(Saved entries)

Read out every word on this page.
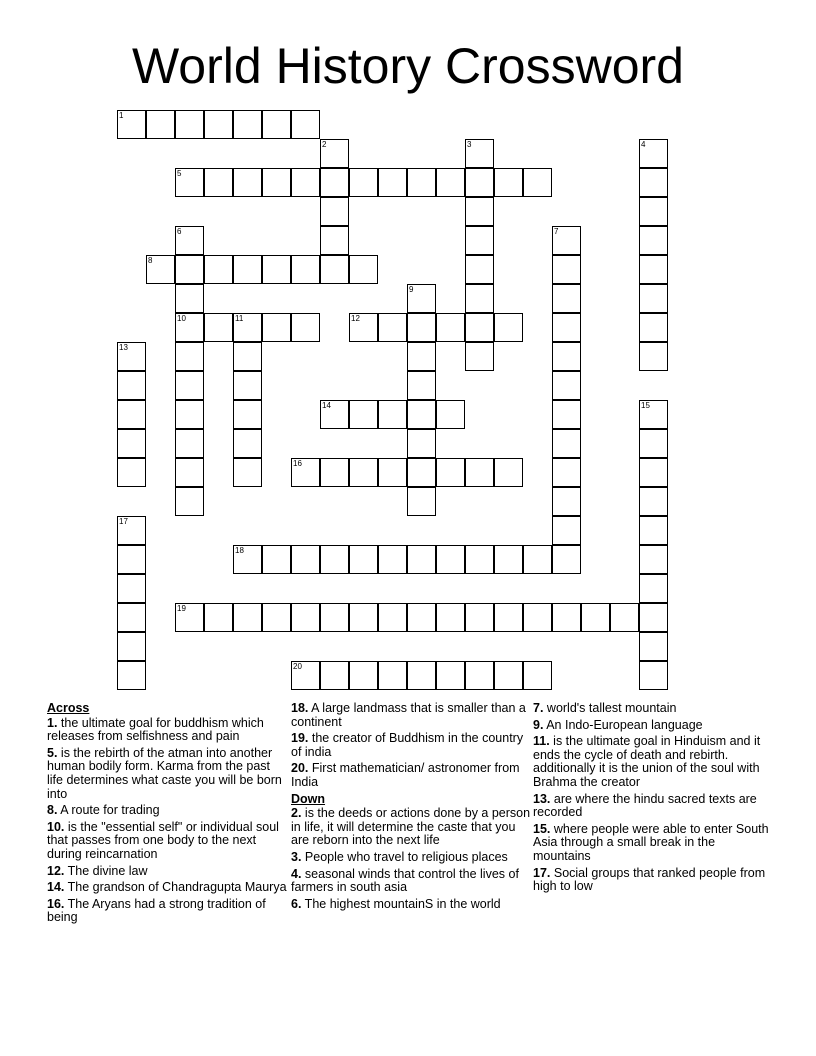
World History Crossword
1
2	3	4
5
6
10
7
8
9
11	12
13
14	15
16
17
18
19
20
Across
1. the ultimate goal for buddhism which releases from selfishness and pain
5. is the rebirth of the atman into another human bodily form. Karma from the past life determines what caste you will be born into
8. A route for trading
10. is the "essential self" or individual soul that passes from one body to the next during reincarnation
12. The divine law
14. The grandson of Chandragupta Maurya
16. The Aryans had a strong tradition of being
18. A large landmass that is smaller than a continent
19. the creator of Buddhism in the country of india
20. First mathematician/ astronomer from India
Down
2. is the deeds or actions done by a person in life, it will determine the caste that you are reborn into the next life
3. People who travel to religious places
4. seasonal winds that control the lives of farmers in south asia
6. The highest mountainS in the world
7. world's tallest mountain
9. An Indo-European language
11. is the ultimate goal in Hinduism and it ends the cycle of death and rebirth. additionally it is the union of the soul with Brahma the creator
13. are where the hindu sacred texts are recorded
15. where people were able to enter South Asia through a small break in the mountains
17. Social groups that ranked people from high to low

# Exercise aim
Set down the records in full and exactly. Do not carry over any image.

# Result of this exercise
Read out every word on this page.
World History Crossword
1
2	3	4
5
6
10
7
8
9
11	12
13
14	15
16
17
18
19
20
Across
1. the ultimate goal for buddhism which releases from selfishness and pain
5. is the rebirth of the atman into another human bodily form. Karma from the past life determines what caste you will be born into
8. A route for trading
10. is the "essential self" or individual soul that passes from one body to the next during reincarnation
12. The divine law
14. The grandson of Chandragupta Maurya
16. The Aryans had a strong tradition of being
18. A large landmass that is smaller than a continent
19. the creator of Buddhism in the country of india
20. First mathematician/ astronomer from India
Down
2. is the deeds or actions done by a person in life, it will determine the caste that you are reborn into the next life
3. People who travel to religious places
4. seasonal winds that control the lives of farmers in south asia
6. The highest mountainS in the world
7. world's tallest mountain
9. An Indo-European language
11. is the ultimate goal in Hinduism and it ends the cycle of death and rebirth. additionally it is the union of the soul with Brahma the creator
13. are where the hindu sacred texts are recorded
15. where people were able to enter South Asia through a small break in the mountains
17. Social groups that ranked people from high to low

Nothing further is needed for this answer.